INSTRUCTIONS FOR THE TASK —
Copy each line below that includes "ylabel".

------------------------

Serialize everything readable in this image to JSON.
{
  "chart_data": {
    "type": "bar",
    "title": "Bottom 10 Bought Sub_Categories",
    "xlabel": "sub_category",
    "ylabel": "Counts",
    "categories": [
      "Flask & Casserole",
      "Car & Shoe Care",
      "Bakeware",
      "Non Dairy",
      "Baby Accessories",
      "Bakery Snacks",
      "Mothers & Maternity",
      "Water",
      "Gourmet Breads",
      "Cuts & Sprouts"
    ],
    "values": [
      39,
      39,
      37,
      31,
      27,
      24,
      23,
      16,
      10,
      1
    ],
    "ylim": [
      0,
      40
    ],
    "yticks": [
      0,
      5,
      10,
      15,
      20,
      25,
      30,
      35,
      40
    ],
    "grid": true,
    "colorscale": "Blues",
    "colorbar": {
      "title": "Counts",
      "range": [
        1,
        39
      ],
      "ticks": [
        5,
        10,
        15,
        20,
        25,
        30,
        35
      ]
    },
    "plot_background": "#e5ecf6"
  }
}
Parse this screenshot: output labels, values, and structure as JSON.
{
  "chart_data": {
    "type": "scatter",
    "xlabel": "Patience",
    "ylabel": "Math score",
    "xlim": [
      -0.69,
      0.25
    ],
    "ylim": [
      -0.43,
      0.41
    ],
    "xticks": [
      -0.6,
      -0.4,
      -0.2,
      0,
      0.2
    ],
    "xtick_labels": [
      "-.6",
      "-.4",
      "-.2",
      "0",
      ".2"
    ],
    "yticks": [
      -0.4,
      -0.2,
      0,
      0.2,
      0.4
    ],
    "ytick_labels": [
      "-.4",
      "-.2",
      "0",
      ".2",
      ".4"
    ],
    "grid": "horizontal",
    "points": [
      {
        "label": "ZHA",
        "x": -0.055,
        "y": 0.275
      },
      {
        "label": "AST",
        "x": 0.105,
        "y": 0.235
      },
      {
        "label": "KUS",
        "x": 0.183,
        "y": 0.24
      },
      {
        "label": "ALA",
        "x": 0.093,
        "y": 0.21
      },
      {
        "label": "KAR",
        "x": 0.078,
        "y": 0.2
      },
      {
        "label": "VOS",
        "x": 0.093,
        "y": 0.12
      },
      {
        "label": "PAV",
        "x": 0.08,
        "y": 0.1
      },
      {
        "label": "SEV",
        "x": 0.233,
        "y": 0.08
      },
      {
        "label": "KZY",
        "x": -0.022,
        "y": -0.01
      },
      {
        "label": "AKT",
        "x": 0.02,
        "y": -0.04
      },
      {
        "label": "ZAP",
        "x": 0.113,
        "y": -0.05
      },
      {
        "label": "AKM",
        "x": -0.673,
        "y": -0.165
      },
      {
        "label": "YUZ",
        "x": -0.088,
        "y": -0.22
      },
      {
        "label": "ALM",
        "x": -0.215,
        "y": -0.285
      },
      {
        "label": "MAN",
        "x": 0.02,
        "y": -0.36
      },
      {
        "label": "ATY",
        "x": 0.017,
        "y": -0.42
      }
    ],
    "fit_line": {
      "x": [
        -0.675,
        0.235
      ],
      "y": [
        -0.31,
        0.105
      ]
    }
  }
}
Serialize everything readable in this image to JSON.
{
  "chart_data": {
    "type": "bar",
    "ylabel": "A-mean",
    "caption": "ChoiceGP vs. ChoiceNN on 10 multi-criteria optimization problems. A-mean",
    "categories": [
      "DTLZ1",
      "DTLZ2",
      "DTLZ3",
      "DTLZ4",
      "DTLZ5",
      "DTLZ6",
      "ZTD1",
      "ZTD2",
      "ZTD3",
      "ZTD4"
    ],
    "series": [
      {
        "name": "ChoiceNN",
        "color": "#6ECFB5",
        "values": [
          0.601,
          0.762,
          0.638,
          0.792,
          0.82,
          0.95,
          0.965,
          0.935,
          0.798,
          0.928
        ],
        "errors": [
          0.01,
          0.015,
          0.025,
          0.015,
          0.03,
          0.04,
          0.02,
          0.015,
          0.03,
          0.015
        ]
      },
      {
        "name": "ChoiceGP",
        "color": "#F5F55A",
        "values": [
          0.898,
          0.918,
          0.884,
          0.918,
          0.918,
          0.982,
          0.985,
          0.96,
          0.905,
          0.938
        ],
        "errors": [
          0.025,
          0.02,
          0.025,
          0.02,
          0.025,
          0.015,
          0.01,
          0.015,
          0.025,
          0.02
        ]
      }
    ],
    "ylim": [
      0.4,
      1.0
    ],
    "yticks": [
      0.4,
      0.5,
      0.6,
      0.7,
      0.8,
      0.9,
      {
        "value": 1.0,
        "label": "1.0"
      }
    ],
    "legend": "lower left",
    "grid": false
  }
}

------------------------

SOLUTION FOR THIS EXERCISE —
    "ylabel": "Counts",
    "ylabel": "Math score",
    "ylabel": "A-mean",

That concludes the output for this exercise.